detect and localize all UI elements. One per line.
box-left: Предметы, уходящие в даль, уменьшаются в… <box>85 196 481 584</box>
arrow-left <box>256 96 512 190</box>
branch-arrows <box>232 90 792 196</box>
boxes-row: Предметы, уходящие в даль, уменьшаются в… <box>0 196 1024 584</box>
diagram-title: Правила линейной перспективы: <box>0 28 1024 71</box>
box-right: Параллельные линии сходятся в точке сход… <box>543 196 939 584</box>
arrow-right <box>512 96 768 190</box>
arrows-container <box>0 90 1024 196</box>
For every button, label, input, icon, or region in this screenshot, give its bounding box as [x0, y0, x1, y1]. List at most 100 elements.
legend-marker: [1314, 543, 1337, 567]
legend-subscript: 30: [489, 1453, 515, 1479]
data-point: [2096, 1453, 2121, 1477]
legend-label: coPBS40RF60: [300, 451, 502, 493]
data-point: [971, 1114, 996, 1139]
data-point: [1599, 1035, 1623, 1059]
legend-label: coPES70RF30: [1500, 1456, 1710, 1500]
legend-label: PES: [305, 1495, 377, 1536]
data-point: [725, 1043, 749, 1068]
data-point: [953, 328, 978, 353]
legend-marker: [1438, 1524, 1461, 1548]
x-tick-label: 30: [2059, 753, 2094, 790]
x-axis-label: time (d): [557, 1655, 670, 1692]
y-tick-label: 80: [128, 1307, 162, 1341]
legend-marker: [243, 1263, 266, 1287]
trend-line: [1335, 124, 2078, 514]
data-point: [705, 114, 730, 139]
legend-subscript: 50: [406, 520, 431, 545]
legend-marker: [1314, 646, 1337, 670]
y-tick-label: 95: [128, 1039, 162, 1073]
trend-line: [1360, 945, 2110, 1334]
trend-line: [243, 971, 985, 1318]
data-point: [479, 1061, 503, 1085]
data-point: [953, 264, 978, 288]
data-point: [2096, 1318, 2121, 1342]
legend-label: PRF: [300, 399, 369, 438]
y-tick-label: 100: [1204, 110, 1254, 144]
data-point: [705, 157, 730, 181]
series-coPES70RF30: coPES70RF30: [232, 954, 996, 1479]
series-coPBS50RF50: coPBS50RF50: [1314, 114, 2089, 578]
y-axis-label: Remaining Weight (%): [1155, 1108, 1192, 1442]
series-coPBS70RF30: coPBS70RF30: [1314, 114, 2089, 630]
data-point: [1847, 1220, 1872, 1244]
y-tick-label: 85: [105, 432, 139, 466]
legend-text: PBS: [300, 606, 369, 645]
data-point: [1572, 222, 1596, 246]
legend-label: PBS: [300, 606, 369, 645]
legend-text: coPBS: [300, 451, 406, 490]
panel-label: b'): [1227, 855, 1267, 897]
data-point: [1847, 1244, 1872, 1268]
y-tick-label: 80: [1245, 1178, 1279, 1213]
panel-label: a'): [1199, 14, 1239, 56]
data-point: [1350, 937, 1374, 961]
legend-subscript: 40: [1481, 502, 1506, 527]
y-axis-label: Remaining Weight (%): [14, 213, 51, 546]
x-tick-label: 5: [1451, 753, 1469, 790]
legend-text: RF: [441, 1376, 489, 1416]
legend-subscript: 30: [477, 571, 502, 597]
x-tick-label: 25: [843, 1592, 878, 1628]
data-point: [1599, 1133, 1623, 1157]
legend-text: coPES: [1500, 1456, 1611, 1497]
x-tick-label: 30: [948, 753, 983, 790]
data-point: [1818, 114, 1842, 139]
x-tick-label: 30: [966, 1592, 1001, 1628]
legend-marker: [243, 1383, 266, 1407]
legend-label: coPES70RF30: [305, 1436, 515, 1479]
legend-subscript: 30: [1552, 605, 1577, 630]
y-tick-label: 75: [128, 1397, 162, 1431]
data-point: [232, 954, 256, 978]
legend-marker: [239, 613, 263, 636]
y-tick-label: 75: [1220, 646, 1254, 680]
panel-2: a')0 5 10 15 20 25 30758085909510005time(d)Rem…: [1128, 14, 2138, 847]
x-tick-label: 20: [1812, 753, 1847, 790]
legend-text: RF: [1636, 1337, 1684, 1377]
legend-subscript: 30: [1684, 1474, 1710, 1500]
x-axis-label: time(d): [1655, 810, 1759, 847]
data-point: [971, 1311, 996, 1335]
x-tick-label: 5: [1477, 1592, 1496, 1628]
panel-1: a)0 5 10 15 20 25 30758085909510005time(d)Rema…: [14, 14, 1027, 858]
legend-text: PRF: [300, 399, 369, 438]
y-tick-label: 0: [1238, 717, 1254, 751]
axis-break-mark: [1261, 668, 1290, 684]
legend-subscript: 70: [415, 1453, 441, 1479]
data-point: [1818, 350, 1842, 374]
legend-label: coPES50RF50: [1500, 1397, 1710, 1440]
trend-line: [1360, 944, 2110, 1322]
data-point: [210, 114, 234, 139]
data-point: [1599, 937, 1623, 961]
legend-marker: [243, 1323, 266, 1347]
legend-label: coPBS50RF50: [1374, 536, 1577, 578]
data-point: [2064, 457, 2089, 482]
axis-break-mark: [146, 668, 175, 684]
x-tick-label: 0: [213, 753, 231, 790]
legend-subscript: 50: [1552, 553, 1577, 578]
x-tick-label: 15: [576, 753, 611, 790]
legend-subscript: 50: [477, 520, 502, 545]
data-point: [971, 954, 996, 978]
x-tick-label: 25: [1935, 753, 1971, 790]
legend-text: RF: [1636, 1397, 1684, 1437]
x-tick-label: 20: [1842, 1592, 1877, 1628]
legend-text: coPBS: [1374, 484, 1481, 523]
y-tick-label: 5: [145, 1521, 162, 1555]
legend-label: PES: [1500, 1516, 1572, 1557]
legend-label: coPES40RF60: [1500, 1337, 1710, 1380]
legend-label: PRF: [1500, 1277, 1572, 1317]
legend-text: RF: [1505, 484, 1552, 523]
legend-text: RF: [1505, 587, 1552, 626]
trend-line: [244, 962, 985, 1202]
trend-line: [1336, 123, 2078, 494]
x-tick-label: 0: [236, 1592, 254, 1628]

• Required work
Count the lines in the records that contain the string "right", treating uppercase and lowercase letters as distinct. Give only the number.

• Answer to the exercise
2